## begin

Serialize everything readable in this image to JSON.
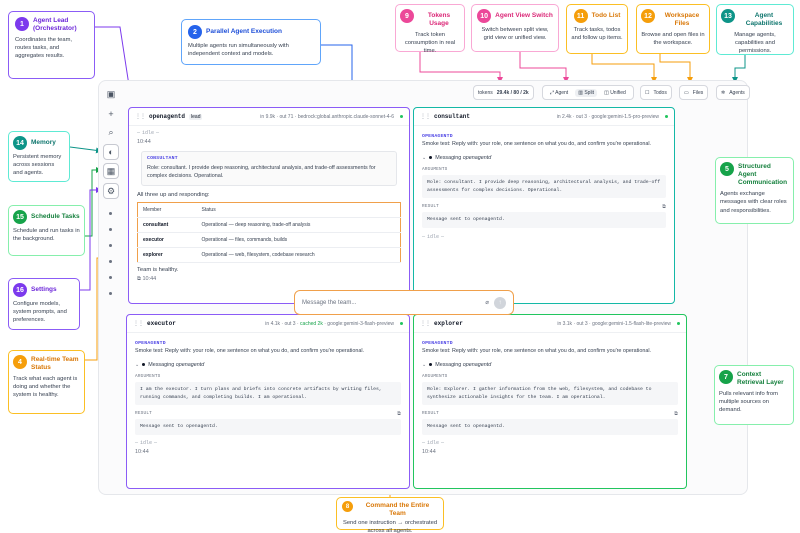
{
  "toolbar": {
    "tokens_label": "tokens",
    "tokens_value": "29.4k / 80 / 2k",
    "view_agent": "Agent",
    "view_split": "Split",
    "view_unified": "Unified",
    "todos": "Todos",
    "files": "Files",
    "agents": "Agents"
  },
  "composer": {
    "placeholder": "Message the team..."
  },
  "panels": {
    "lead": {
      "name": "openagentd",
      "badge": "lead",
      "meta": "in 9.9k · out 71 · bedrock:global.anthropic.claude-sonnet-4-6",
      "idle": "idle",
      "time1": "10:44",
      "sender": "CONSULTANT",
      "message": "Role: consultant. I provide deep reasoning, architectural analysis, and trade-off assessments for complex decisions. Operational.",
      "responding": "All three up and responding:",
      "table_header": [
        "Member",
        "Status"
      ],
      "table_rows": [
        {
          "member": "consultant",
          "status": "Operational — deep reasoning, trade-off analysis"
        },
        {
          "member": "executor",
          "status": "Operational — files, commands, builds"
        },
        {
          "member": "explorer",
          "status": "Operational — web, filesystem, codebase research"
        }
      ],
      "healthy": "Team is healthy.",
      "time2": "10:44"
    },
    "consultant": {
      "name": "consultant",
      "meta": "in 2.4k · out 3 · google:gemini-1.5-pro-preview",
      "sender": "OPENAGENTD",
      "message": "Smoke test: Reply with: your role, one sentence on what you do, and confirm you're operational.",
      "messaging_prefix": "Messaging ",
      "messaging_target": "openagentd",
      "args_label": "ARGUMENTS",
      "args": "Role: consultant. I provide deep reasoning, architectural analysis, and trade-off assessments for complex decisions. Operational.",
      "result_label": "RESULT",
      "result": "Message sent to openagentd.",
      "idle": "idle"
    },
    "executor": {
      "name": "executor",
      "meta_main": "in 4.1k · out 3 · ",
      "meta_cached": "cached 2k",
      "meta_model": " · google:gemini-3-flash-preview",
      "sender": "OPENAGENTD",
      "message": "Smoke test: Reply with: your role, one sentence on what you do, and confirm you're operational.",
      "messaging_prefix": "Messaging ",
      "messaging_target": "openagentd",
      "args_label": "ARGUMENTS",
      "args": "I am the executor. I turn plans and briefs into concrete artifacts by writing files, running commands, and completing builds. I am operational.",
      "result_label": "RESULT",
      "result": "Message sent to openagentd.",
      "idle": "idle",
      "time": "10:44"
    },
    "explorer": {
      "name": "explorer",
      "meta": "in 3.1k · out 3 · google:gemini-1.5-flash-lite-preview",
      "sender": "OPENAGENTD",
      "message": "Smoke test: Reply with: your role, one sentence on what you do, and confirm you're operational.",
      "messaging_prefix": "Messaging ",
      "messaging_target": "openagentd",
      "args_label": "ARGUMENTS",
      "args": "Role: Explorer. I gather information from the web, filesystem, and codebase to synthesize actionable insights for the team. I am operational.",
      "result_label": "RESULT",
      "result": "Message sent to openagentd.",
      "idle": "idle",
      "time": "10:44"
    }
  },
  "callouts": {
    "c1": {
      "num": "1",
      "title": "Agent Lead (Orchestrator)",
      "desc": "Coordinates the team, routes tasks, and aggregates results."
    },
    "c2": {
      "num": "2",
      "title": "Parallel Agent Execution",
      "desc": "Multiple agents run simultaneously with independent context and models."
    },
    "c4": {
      "num": "4",
      "title": "Real-time Team Status",
      "desc": "Track what each agent is doing and whether the system is healthy."
    },
    "c5": {
      "num": "5",
      "title": "Structured Agent Communication",
      "desc": "Agents exchange messages with clear roles and responsibilities."
    },
    "c7": {
      "num": "7",
      "title": "Context Retrieval Layer",
      "desc": "Pulls relevant info from multiple sources on demand."
    },
    "c8": {
      "num": "8",
      "title": "Command the Entire Team",
      "desc": "Send one instruction → orchestrated across all agents."
    },
    "c9": {
      "num": "9",
      "title": "Tokens Usage",
      "desc": "Track token consumption in real time."
    },
    "c10": {
      "num": "10",
      "title": "Agent View Switch",
      "desc": "Switch between split view, grid view or unified view."
    },
    "c11": {
      "num": "11",
      "title": "Todo List",
      "desc": "Track tasks, todos and follow up items."
    },
    "c12": {
      "num": "12",
      "title": "Workspace Files",
      "desc": "Browse and open files in the workspace."
    },
    "c13": {
      "num": "13",
      "title": "Agent Capabilities",
      "desc": "Manage agents, capabilities and permissions."
    },
    "c14": {
      "num": "14",
      "title": "Memory",
      "desc": "Persistent memory across sessions and agents."
    },
    "c15": {
      "num": "15",
      "title": "Schedule Tasks",
      "desc": "Schedule and run tasks in the background."
    },
    "c16": {
      "num": "16",
      "title": "Settings",
      "desc": "Configure models, system prompts, and preferences."
    }
  }
}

## end

▸ Short problem
Print the entries above exactly, taking out only the pictures.

▸ Completed task
Serialize everything readable in this image to JSON.
{
  "toolbar": {
    "tokens_label": "tokens",
    "tokens_value": "29.4k / 80 / 2k",
    "view_agent": "Agent",
    "view_split": "Split",
    "view_unified": "Unified",
    "todos": "Todos",
    "files": "Files",
    "agents": "Agents"
  },
  "composer": {
    "placeholder": "Message the team..."
  },
  "panels": {
    "lead": {
      "name": "openagentd",
      "badge": "lead",
      "meta": "in 9.9k · out 71 · bedrock:global.anthropic.claude-sonnet-4-6",
      "idle": "idle",
      "time1": "10:44",
      "sender": "CONSULTANT",
      "message": "Role: consultant. I provide deep reasoning, architectural analysis, and trade-off assessments for complex decisions. Operational.",
      "responding": "All three up and responding:",
      "table_header": [
        "Member",
        "Status"
      ],
      "table_rows": [
        {
          "member": "consultant",
          "status": "Operational — deep reasoning, trade-off analysis"
        },
        {
          "member": "executor",
          "status": "Operational — files, commands, builds"
        },
        {
          "member": "explorer",
          "status": "Operational — web, filesystem, codebase research"
        }
      ],
      "healthy": "Team is healthy.",
      "time2": "10:44"
    },
    "consultant": {
      "name": "consultant",
      "meta": "in 2.4k · out 3 · google:gemini-1.5-pro-preview",
      "sender": "OPENAGENTD",
      "message": "Smoke test: Reply with: your role, one sentence on what you do, and confirm you're operational.",
      "messaging_prefix": "Messaging ",
      "messaging_target": "openagentd",
      "args_label": "ARGUMENTS",
      "args": "Role: consultant. I provide deep reasoning, architectural analysis, and trade-off assessments for complex decisions. Operational.",
      "result_label": "RESULT",
      "result": "Message sent to openagentd.",
      "idle": "idle"
    },
    "executor": {
      "name": "executor",
      "meta_main": "in 4.1k · out 3 · ",
      "meta_cached": "cached 2k",
      "meta_model": " · google:gemini-3-flash-preview",
      "sender": "OPENAGENTD",
      "message": "Smoke test: Reply with: your role, one sentence on what you do, and confirm you're operational.",
      "messaging_prefix": "Messaging ",
      "messaging_target": "openagentd",
      "args_label": "ARGUMENTS",
      "args": "I am the executor. I turn plans and briefs into concrete artifacts by writing files, running commands, and completing builds. I am operational.",
      "result_label": "RESULT",
      "result": "Message sent to openagentd.",
      "idle": "idle",
      "time": "10:44"
    },
    "explorer": {
      "name": "explorer",
      "meta": "in 3.1k · out 3 · google:gemini-1.5-flash-lite-preview",
      "sender": "OPENAGENTD",
      "message": "Smoke test: Reply with: your role, one sentence on what you do, and confirm you're operational.",
      "messaging_prefix": "Messaging ",
      "messaging_target": "openagentd",
      "args_label": "ARGUMENTS",
      "args": "Role: Explorer. I gather information from the web, filesystem, and codebase to synthesize actionable insights for the team. I am operational.",
      "result_label": "RESULT",
      "result": "Message sent to openagentd.",
      "idle": "idle",
      "time": "10:44"
    }
  },
  "callouts": {
    "c1": {
      "num": "1",
      "title": "Agent Lead (Orchestrator)",
      "desc": "Coordinates the team, routes tasks, and aggregates results."
    },
    "c2": {
      "num": "2",
      "title": "Parallel Agent Execution",
      "desc": "Multiple agents run simultaneously with independent context and models."
    },
    "c4": {
      "num": "4",
      "title": "Real-time Team Status",
      "desc": "Track what each agent is doing and whether the system is healthy."
    },
    "c5": {
      "num": "5",
      "title": "Structured Agent Communication",
      "desc": "Agents exchange messages with clear roles and responsibilities."
    },
    "c7": {
      "num": "7",
      "title": "Context Retrieval Layer",
      "desc": "Pulls relevant info from multiple sources on demand."
    },
    "c8": {
      "num": "8",
      "title": "Command the Entire Team",
      "desc": "Send one instruction → orchestrated across all agents."
    },
    "c9": {
      "num": "9",
      "title": "Tokens Usage",
      "desc": "Track token consumption in real time."
    },
    "c10": {
      "num": "10",
      "title": "Agent View Switch",
      "desc": "Switch between split view, grid view or unified view."
    },
    "c11": {
      "num": "11",
      "title": "Todo List",
      "desc": "Track tasks, todos and follow up items."
    },
    "c12": {
      "num": "12",
      "title": "Workspace Files",
      "desc": "Browse and open files in the workspace."
    },
    "c13": {
      "num": "13",
      "title": "Agent Capabilities",
      "desc": "Manage agents, capabilities and permissions."
    },
    "c14": {
      "num": "14",
      "title": "Memory",
      "desc": "Persistent memory across sessions and agents."
    },
    "c15": {
      "num": "15",
      "title": "Schedule Tasks",
      "desc": "Schedule and run tasks in the background."
    },
    "c16": {
      "num": "16",
      "title": "Settings",
      "desc": "Configure models, system prompts, and preferences."
    }
  }
}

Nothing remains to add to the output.